▸ **Vorgegebener Text**:
========

So ganz unwichtig sind Augen beim Gerätekauf dann aber doch nicht, weshalb sich die Marketingabteilung der Dänen für eine konsequente Farbgebung der verschiedenen Geräte innerhalb der Voicetone-Serie entschieden hat. Die viel diskutierte Koalition zweier deutscher Parteien stand sicher nicht Pate, doch macht sich schwarz-grün als Farbkombination zumindest auf dem Bühnen- und Proberaumboden ziemlich gut. Dabei findet man das Schwarz des Metallgehäuses und der Regler bei allen Voicetone-Geräten, Grün – die Farbe der Gummi-Standfläche und der Designelemente – kennzeichnet den D1 innerhalb der Bodentreter-Serie.

Die Bedienelemente des mit einem externen Steckernetzteils zu versorgenden Geräts sind schnell abgefrühstückt – was ihr euch sicher schon anhand der Fotos zusammenreimen konntet. Oberhalb des obligatorischen Fußschalters warten nur zwei Regler auf ihren Einsatz: Links können die acht unveränderbaren Presets umgeschaltet werden, rechts das Verhältnis zwischen prozessiertem und unbearbeitetem Signal. Das war´s im Grunde.

========

▸ **Bereitgestellte Daten**:
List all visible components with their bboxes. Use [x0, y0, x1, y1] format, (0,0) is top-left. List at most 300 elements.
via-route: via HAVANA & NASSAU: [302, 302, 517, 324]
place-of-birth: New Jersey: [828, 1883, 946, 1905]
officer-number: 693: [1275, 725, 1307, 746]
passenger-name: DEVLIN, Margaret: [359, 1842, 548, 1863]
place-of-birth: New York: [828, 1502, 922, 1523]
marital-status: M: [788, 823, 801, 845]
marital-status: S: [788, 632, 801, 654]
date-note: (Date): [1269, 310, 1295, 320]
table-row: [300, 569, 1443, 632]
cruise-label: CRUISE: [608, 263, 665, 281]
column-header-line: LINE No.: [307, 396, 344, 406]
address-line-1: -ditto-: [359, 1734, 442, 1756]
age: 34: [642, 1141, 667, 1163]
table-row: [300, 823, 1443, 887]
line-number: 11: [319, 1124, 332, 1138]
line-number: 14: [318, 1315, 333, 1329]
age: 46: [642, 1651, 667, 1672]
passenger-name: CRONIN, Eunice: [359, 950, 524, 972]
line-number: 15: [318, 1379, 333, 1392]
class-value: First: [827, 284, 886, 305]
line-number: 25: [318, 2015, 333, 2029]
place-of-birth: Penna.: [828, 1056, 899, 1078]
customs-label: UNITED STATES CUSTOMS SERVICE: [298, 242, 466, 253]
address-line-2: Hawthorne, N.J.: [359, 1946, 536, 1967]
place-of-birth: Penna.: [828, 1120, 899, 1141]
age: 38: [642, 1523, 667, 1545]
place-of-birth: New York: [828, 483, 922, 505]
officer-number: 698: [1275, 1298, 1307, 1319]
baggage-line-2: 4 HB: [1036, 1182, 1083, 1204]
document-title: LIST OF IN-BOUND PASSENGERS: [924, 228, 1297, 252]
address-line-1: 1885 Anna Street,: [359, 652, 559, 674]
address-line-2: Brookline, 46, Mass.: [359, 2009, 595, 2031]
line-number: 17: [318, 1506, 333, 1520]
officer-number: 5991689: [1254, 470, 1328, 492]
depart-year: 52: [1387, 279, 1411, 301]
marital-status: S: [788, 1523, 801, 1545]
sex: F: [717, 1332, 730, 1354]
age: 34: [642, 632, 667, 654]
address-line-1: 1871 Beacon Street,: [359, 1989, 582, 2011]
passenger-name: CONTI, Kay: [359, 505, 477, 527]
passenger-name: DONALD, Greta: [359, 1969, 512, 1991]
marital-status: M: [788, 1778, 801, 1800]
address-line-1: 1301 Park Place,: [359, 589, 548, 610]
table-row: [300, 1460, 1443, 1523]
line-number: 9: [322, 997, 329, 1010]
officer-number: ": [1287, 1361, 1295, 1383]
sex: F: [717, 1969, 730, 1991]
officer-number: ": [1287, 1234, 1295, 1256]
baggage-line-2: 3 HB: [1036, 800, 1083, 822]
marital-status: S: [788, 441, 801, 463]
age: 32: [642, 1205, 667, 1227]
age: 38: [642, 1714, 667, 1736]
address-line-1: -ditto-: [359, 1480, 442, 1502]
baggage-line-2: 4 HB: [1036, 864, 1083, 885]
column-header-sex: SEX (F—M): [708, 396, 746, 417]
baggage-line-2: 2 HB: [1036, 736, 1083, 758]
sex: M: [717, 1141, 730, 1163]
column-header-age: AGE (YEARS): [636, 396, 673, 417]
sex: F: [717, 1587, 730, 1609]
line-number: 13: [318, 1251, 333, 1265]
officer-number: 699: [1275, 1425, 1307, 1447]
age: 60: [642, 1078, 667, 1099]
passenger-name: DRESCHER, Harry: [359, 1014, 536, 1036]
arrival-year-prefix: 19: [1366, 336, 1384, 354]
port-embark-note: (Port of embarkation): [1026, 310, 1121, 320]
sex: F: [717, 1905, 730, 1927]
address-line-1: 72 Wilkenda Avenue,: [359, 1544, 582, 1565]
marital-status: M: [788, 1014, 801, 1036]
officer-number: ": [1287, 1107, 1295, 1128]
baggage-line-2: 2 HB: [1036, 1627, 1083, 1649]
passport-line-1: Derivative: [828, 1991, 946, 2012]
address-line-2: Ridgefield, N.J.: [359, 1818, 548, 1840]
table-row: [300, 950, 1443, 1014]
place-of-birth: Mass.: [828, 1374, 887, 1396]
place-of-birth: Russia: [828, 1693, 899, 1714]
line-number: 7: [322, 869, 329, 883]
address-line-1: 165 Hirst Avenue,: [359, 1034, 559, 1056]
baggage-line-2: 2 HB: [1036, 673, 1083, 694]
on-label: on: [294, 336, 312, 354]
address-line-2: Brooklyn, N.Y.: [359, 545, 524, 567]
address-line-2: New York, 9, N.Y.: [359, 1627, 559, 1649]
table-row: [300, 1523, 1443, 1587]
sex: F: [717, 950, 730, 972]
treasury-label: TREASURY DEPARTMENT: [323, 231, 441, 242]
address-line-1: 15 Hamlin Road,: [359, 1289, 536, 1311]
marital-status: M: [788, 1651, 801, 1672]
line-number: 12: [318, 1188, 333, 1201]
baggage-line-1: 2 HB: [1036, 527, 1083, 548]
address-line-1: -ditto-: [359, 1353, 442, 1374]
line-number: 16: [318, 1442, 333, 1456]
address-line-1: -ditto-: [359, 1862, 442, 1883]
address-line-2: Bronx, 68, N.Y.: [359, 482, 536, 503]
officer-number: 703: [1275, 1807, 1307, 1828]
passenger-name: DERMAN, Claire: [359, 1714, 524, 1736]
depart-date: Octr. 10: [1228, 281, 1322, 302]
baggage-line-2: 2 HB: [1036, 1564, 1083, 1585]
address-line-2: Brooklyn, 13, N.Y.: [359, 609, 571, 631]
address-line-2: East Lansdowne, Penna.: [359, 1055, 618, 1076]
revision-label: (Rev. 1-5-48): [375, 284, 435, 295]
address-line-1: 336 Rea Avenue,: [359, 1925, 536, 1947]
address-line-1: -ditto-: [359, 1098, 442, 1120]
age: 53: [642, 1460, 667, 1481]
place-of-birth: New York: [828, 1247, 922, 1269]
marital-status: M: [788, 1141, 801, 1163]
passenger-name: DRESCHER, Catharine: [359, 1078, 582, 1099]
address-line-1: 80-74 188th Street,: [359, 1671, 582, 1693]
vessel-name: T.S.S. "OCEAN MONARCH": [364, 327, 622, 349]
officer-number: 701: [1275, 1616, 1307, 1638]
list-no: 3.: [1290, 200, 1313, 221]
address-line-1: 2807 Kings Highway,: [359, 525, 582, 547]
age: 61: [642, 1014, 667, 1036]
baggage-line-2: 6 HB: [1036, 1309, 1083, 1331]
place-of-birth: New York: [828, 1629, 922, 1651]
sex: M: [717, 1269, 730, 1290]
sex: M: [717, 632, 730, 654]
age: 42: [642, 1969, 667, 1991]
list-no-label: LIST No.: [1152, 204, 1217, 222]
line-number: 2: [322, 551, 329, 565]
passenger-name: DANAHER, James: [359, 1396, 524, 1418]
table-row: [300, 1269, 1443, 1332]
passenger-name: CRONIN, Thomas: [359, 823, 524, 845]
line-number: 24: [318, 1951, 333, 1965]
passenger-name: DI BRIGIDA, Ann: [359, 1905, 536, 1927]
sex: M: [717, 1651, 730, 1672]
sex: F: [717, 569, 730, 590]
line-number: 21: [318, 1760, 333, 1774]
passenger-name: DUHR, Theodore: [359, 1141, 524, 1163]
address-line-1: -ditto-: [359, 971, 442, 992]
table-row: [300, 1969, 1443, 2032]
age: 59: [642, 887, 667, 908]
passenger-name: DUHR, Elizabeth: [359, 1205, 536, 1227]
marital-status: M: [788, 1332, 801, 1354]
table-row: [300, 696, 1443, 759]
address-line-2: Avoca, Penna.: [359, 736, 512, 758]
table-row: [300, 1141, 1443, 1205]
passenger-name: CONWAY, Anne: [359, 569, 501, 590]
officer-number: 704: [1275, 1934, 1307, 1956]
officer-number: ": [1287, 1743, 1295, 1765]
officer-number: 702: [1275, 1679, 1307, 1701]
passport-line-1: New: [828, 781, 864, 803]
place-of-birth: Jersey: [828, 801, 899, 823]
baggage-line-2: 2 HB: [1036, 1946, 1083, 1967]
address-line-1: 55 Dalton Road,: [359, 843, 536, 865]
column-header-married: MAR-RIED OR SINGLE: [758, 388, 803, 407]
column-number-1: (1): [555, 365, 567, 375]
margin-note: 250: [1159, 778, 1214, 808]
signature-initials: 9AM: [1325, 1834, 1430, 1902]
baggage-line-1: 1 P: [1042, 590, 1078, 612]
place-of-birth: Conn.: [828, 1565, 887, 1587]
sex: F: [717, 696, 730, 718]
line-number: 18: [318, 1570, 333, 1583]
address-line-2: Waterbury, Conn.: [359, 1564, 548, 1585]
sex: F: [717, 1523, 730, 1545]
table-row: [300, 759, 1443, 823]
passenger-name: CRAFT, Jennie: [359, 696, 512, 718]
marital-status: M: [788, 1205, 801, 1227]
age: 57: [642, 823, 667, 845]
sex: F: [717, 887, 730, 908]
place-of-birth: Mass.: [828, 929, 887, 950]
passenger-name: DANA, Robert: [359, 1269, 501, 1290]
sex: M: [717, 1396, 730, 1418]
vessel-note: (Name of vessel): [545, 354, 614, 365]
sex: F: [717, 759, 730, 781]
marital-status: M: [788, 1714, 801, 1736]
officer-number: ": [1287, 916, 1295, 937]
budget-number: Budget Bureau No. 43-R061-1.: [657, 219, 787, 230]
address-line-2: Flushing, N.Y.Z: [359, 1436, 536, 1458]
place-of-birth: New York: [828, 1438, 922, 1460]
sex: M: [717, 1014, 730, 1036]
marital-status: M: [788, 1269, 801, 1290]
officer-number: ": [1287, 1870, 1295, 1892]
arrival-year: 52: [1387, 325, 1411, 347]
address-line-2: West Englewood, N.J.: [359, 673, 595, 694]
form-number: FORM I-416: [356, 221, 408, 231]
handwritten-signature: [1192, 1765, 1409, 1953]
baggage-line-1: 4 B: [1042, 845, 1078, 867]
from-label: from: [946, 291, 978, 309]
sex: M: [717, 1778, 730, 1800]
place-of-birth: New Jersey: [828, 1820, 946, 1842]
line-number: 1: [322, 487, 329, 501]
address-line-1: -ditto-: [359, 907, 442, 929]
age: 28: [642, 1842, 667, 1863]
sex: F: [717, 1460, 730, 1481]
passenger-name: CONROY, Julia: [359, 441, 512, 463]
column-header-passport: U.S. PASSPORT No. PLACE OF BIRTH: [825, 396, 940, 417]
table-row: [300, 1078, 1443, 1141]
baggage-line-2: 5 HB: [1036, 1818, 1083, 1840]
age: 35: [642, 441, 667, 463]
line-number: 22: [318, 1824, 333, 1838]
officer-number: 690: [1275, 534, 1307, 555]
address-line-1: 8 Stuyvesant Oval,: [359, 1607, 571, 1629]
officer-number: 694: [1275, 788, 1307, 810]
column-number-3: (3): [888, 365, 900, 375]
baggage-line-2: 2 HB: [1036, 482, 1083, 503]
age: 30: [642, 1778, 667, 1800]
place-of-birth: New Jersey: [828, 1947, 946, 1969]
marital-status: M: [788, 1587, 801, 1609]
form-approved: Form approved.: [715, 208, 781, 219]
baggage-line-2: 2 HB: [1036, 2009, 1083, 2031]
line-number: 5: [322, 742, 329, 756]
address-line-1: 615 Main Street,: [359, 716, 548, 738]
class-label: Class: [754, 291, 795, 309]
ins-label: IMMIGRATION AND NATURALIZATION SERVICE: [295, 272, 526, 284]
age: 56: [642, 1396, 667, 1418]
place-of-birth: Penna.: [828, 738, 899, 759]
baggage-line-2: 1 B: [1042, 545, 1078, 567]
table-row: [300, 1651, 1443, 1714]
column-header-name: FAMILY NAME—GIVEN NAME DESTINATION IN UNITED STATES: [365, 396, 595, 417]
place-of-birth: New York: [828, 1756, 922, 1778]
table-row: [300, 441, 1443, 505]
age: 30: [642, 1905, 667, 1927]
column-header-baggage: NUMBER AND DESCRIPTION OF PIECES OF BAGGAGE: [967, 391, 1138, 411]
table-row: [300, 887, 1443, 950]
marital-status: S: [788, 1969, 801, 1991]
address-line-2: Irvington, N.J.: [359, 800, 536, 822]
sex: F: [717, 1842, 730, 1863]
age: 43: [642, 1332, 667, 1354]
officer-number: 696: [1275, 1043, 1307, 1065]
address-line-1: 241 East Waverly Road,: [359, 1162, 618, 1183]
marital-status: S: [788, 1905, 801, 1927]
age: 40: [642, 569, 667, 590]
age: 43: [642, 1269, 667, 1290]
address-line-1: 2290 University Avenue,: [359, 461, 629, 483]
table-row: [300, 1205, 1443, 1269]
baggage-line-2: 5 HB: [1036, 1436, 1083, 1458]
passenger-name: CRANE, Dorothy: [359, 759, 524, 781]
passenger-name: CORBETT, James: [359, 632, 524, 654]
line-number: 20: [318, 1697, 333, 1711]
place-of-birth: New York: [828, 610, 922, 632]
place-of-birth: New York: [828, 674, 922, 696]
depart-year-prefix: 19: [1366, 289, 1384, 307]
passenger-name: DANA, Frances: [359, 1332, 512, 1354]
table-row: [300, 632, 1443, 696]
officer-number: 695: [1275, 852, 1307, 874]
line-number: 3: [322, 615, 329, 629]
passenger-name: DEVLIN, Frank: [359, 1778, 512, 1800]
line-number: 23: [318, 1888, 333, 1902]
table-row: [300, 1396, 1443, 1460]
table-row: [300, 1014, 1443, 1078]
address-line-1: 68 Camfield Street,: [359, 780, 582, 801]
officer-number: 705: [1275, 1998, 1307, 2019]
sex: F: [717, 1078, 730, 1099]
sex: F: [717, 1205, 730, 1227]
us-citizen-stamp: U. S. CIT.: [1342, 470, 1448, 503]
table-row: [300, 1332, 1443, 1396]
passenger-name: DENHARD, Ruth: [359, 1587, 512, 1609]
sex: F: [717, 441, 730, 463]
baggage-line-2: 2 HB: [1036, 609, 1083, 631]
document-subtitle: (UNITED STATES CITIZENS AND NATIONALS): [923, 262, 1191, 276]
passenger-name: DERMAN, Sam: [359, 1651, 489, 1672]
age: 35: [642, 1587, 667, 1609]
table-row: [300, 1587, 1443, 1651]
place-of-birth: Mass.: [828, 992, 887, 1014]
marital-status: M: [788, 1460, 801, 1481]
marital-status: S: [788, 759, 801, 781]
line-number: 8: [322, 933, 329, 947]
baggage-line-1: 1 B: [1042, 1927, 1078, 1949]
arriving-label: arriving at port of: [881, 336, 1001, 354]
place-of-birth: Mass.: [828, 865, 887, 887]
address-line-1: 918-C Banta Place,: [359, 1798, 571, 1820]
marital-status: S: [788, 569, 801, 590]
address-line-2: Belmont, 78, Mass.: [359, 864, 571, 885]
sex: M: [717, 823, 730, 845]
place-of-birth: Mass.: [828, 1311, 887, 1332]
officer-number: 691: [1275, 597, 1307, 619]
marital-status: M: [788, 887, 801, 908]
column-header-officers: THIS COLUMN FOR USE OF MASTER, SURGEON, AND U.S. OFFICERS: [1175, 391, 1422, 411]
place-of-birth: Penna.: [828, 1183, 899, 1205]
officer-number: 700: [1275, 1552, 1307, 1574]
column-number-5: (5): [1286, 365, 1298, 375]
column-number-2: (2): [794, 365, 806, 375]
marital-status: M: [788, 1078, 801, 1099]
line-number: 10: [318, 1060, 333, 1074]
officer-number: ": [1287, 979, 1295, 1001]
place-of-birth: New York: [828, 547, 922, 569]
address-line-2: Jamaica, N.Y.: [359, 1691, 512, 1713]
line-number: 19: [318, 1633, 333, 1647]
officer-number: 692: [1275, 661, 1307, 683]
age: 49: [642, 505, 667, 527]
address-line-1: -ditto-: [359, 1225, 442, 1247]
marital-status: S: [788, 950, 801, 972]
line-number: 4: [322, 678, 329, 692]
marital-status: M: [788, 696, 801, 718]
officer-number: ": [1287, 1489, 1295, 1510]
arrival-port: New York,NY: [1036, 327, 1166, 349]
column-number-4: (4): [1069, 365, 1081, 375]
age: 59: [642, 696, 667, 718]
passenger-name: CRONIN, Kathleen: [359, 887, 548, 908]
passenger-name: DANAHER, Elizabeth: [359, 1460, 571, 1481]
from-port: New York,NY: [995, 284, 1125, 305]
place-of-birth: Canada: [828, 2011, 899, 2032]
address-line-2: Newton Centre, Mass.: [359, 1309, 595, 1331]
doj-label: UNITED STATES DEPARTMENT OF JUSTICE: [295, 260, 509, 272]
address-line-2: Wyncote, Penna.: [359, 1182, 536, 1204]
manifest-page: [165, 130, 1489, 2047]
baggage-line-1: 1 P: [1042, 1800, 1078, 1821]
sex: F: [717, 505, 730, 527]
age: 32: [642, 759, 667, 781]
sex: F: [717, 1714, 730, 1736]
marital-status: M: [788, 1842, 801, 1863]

========

▸ **Arbeitsauftrag**: Schreiben Sie den vorgegebenen Text vollständig und wortgetreu ab.

▸ **Ergebnis**:
So ganz unwichtig sind Augen beim Gerätekauf dann aber doch nicht, weshalb sich die Marketingabteilung der Dänen für eine konsequente Farbgebung der verschiedenen Geräte innerhalb der Voicetone-Serie entschieden hat. Die viel diskutierte Koalition zweier deutscher Parteien stand sicher nicht Pate, doch macht sich schwarz-grün als Farbkombination zumindest auf dem Bühnen- und Proberaumboden ziemlich gut. Dabei findet man das Schwarz des Metallgehäuses und der Regler bei allen Voicetone-Geräten, Grün – die Farbe der Gummi-Standfläche und der Designelemente – kennzeichnet den D1 innerhalb der Bodentreter-Serie.

Die Bedienelemente des mit einem externen Steckernetzteils zu versorgenden Geräts sind schnell abgefrühstückt – was ihr euch sicher schon anhand der Fotos zusammenreimen konntet. Oberhalb des obligatorischen Fußschalters warten nur zwei Regler auf ihren Einsatz: Links können die acht unveränderbaren Presets umgeschaltet werden, rechts das Verhältnis zwischen prozessiertem und unbearbeitetem Signal. Das war´s im Grunde.